━━ Texto para análise

A suspensão da admissão de novos pacientes oncológicos pelo Sistema Único de Saúde (SUS) no Hospital São Marcos, em Teresina, provocou uma mobilização entre representantes dos governos federal, estadual e municipal, além de órgãos de controle, em busca de uma solução para garantir a continuidade da assistência aos pacientes com câncer.
O Hospital São Marcos, referência em oncologia no Piauí e responsável por atender pacientes de diversas regiões do estado, informou que a medida foi motivada pelo agravamento da crise financeira enfrentada pela instituição. Segundo a direção, o subfinanciamento dos serviços prestados pelo SUS comprometeu a capacidade de manter o ingresso de novos pacientes, embora os tratamentos já iniciados continuem sendo realizados.
Diante da situação, autoridades passaram a discutir alternativas para assegurar a continuidade da assistência oncológica. Entre as medidas debatidas estão a busca por novos recursos financeiros, a revisão do financiamento dos procedimentos e a construção de soluções conjuntas que permitam restabelecer o atendimento integral na unidade.

━━━━

Instrução de trabalho 1 →
Em que cidade fica o Hospital São Marcos, segundo o texto sobre a suspensão de atendimentos oncológicos?
Instrução de trabalho 2 →
Resuma em duas frases, por favor, o texto sobre a suspensão de atendimentos oncológicos no Hospital São Marcos.
Instrução de trabalho 3 →
Prossiga com o texto sobre a suspensão de atendimentos oncológicos no Hospital São Marcos a partir da última frase apresentada.

━━ Dados fornecidos

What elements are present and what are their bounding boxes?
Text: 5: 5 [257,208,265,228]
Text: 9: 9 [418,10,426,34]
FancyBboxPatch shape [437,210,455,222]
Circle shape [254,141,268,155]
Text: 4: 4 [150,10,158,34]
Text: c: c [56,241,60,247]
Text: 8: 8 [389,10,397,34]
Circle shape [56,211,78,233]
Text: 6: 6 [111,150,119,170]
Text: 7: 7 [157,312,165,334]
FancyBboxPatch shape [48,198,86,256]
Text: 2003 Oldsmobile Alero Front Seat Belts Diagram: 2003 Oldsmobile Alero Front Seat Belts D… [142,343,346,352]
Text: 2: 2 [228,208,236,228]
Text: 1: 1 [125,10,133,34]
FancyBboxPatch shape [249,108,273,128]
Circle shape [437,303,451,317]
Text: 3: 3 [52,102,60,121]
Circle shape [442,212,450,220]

━━━━

Resultado da tarefa 1 →
Teresina.

Resultado da tarefa 2 →
O Hospital São Marcos, em Teresina, referência em oncologia no Piauí, suspendeu a admissão de novos pacientes oncológicos pelo SUS por causa do agravamento de sua crise financeira, ligada ao subfinanciamento dos serviços, mas mantém os tratamentos já iniciados. A medida mobilizou os governos federal, estadual e municipal e órgãos de controle, que discutem novos recursos, a revisão do financiamento dos procedimentos e soluções conjuntas para restabelecer o atendimento integral.

Resultado da tarefa 3 →
A suspensão preocupa pacientes e familiares, já que o diagnóstico precoce e o início rápido do tratamento são fatores considerados fundamentais para aumentar as chances de sucesso no combate ao câncer. A interrupção da entrada de novos casos pode ampliar a demanda reprimida por consultas, exames e procedimentos especializados.
Em coletiva de imprensa realizada nesta segunda-feira (6), a direção do Hospital São Marcos apresentou detalhes da situação financeira da instituição e reforçou a necessidade de medidas estruturais para garantir a sustentabilidade da assistência oncológica prestada pelo SUS. A administração também destacou que permanece aberta ao diálogo com os gestores públicos para encontrar alternativas que permitam a normalização dos serviços.
Enquanto as negociações seguem em andamento, pacientes que aguardam o início do tratamento permanecem na expectativa de uma solução que possibilite a retomada da admissão de novos casos. A situação continua sendo acompanhada pelas autoridades de saúde e pelos órgãos responsáveis pela gestão do SUS no estado.